Instruction -> Locate and copy each line in the data that contains the word "text".

Input ->
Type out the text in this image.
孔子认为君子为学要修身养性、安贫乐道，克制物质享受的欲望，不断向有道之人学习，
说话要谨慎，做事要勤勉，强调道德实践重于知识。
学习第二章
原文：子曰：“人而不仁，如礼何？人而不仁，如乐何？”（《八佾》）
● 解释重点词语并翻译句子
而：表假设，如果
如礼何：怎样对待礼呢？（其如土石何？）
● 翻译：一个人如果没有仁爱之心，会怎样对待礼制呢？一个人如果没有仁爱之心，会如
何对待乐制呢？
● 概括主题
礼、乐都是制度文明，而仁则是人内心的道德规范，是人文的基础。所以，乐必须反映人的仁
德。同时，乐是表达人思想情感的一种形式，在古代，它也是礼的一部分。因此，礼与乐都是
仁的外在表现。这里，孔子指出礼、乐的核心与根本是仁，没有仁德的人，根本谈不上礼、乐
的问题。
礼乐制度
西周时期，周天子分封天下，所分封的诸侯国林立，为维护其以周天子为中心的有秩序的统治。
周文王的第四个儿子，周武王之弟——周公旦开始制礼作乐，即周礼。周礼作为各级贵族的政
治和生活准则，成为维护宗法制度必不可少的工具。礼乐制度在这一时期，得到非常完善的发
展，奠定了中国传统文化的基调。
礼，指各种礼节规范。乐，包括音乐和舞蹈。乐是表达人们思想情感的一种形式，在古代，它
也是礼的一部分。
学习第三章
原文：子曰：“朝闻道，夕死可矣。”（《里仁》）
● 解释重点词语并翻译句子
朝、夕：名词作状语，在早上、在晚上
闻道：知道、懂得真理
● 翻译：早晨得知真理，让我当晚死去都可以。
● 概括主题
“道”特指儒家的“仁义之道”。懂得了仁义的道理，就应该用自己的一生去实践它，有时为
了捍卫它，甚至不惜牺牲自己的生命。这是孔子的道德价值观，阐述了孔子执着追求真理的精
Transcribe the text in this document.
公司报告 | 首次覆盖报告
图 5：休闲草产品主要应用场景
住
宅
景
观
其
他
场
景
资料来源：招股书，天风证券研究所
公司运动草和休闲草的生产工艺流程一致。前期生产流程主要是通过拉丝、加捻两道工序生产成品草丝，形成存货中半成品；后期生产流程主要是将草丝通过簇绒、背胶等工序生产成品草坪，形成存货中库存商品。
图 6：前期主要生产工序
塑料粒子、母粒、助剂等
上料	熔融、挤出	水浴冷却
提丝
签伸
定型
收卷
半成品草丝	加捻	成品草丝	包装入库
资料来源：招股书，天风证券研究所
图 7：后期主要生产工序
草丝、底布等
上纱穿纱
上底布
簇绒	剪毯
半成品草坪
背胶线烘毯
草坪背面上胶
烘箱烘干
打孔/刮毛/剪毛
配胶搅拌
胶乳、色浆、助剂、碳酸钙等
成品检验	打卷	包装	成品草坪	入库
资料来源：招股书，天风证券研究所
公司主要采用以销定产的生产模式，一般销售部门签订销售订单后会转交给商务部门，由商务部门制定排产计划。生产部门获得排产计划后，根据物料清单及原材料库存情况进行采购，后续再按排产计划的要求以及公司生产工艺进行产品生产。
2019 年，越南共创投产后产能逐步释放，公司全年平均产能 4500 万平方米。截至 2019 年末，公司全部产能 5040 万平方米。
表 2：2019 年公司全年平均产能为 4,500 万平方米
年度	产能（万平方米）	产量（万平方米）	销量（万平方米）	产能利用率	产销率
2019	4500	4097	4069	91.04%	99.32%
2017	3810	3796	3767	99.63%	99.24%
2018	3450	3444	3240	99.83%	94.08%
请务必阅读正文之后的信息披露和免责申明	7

Output for this exercise ->
Type out the text in this image.
Transcribe the text in this document.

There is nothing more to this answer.